KUTIPAN TEKS
Senin, 23 November 2015

JEJAK SEJARAH PETILASAN ARYA DAMAR


Candi Tawangalun, Buncitan, Sidoarjo

JEJAK SEJARAH PETILASAN ARYA DAMAR

Mempelajari situs kuno selalu menarik. Entah dari segi kisah maupun aspek mistis yang hampir selalu mengiringi. Namun yang lebih utama adalah bagaimana menjaga kelestariannya sebagai warisan budaya masa lalu. Jangan sampai, kelak kejayaan bangsa hanya tinggal cerita. Karena jika bukan kita siapa lagi akan melestarikannya?



Kebosanan akan hiburan yang mindstream, membawa salah seorang kru Derap Desa (DD) menelusuri jejak sejarah yang nyaris terlupakan. Candi Tawangalun menjadi salah satu objek sejarah yang ditawarkan rekan sesama pekerja media kala itu. Alasannya sederhana, peninggalan kerajaan Majapahit ini nyaris tidak tersentuh renovasi.
Beruntung, didepan onggokan batu bata merah yang sebelumnya dikira sisa kontruksi tersebut terdapat tulisan Candi Tawangalun dengan huruf kapital. Lengkap dengan deretan kalimat undang-undang tentang pelestarian bangunan ataupun peninggalan sejarah. Kalau tidak, barangkali tidak akan ada pengunjung yang tahu kalau bangunan berundak itu adalah candi bersejarah.
Kondisi ini, tentu saja, sangat berbeda dengan candi-candi yang umumnya masih banyak ditemui di sekitar Sidoarjo. Candi Pari atau Sumur di Kec Porong, Sidoarjo misalnya. Kendati mengalami kerusakan di beberapa bagian akibat termakan usia, tapi bentuk aslinya sebagai sebuah candi masih dapat disaksikan.
"Kalau dibilang berantakan, ya, memang begini keadaannya. Tapi memang inilah Candi Tawangalun," tutur Ahmad Saiful Munir, juru kunci Candi Tawangalun, menanggapi keterkejutan DD yang kala itu berkunjung.

BAHAN YANG DISEDIAKAN
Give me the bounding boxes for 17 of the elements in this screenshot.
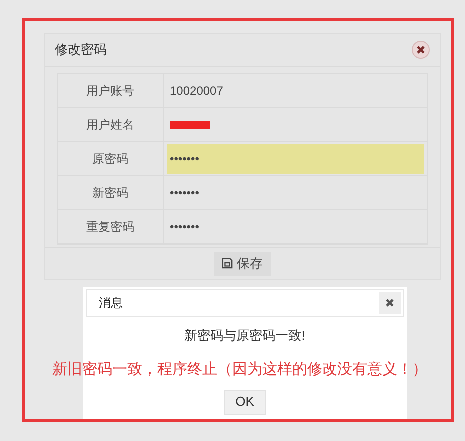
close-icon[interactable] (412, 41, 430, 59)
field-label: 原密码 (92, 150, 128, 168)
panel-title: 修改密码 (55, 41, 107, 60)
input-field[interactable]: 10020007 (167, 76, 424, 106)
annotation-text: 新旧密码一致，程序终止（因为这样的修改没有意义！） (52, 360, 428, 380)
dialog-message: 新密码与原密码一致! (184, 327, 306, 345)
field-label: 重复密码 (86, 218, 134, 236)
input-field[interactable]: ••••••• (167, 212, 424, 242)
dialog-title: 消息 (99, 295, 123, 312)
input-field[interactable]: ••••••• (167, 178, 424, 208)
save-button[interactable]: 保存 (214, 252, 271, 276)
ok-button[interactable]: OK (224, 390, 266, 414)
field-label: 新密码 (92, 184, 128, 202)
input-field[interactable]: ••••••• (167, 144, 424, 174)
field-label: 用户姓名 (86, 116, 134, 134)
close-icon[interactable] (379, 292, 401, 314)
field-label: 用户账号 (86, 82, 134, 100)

TUGAS ANDA
[1] Sebutkan semua nama wilayah (desa, kecamatan, atau kabupaten) yang disebut dalam teks tentang Candi Tawangalun. Jangan sertakan nama candi dan nama kerajaan.
[2] Teruskan teks tentang Candi Tawangalun, dimulai sesudah kalimat terakhir yang memuat tanggapan juru kunci atas keterkejutan pengunjung.

JAWABAN BERURUTAN
[1]
- Buncitan
- Sidoarjo
- Porong

[2]
Candi Tawangalun berdiri di sebuah area perbukitan kecil di kawasan Kampung Baru Desa Buncitan Kec Sedati Kab Sidoarjo. Berada ditepian pesisir selat berupa rawa yang dijadikan tambak bandeng. Selain itu, di lokasi perbukitan itu pula tepatnya disebelah selatan area candi yang lebih lapang terdapat sebuah pemakaman umum.
Diyakini, Candi Tawang Alun dibangun pada masa kerajaan Majapahit. Hal ini terlihat dari material batu bata merah padat bercorak Hindu. Tawangalun dulunya juga dikenal dengan sebutan Candi Sumur Windu. Hal ini berdasarkan bentuk candi yang berlubang di tengah dengan diameter mencapai satu meter persegi. Juga bekas struktur konstruksi berundag yang dipakai sebagai tangga menuju perut candi. Kendati saat ini, tidak ada lagi sumber air yang mengalir dari dalam Candi Tawangalun.
Dilihat dari bentuk dan posisinya, Candi Tawangalun juga diyakini hanyalah salah satu dari keseluruhan bangunan kompleks candi. Berdasarkan analogi kontruksi bangunan Candi Pari, disimpulkan Candi Tawangalun merupakan bangunan pendukung untuk mensucikan diri sebelum seseorang melakukan pemujaan dan tirakat di candi utama.
“Dulu banyak sekali reruntuhan candi di sekitar sini. Tapi sekarang yang masih bisa dijumpai tinggal Candi Tawangalun ini,” tutur Saiful mendukung.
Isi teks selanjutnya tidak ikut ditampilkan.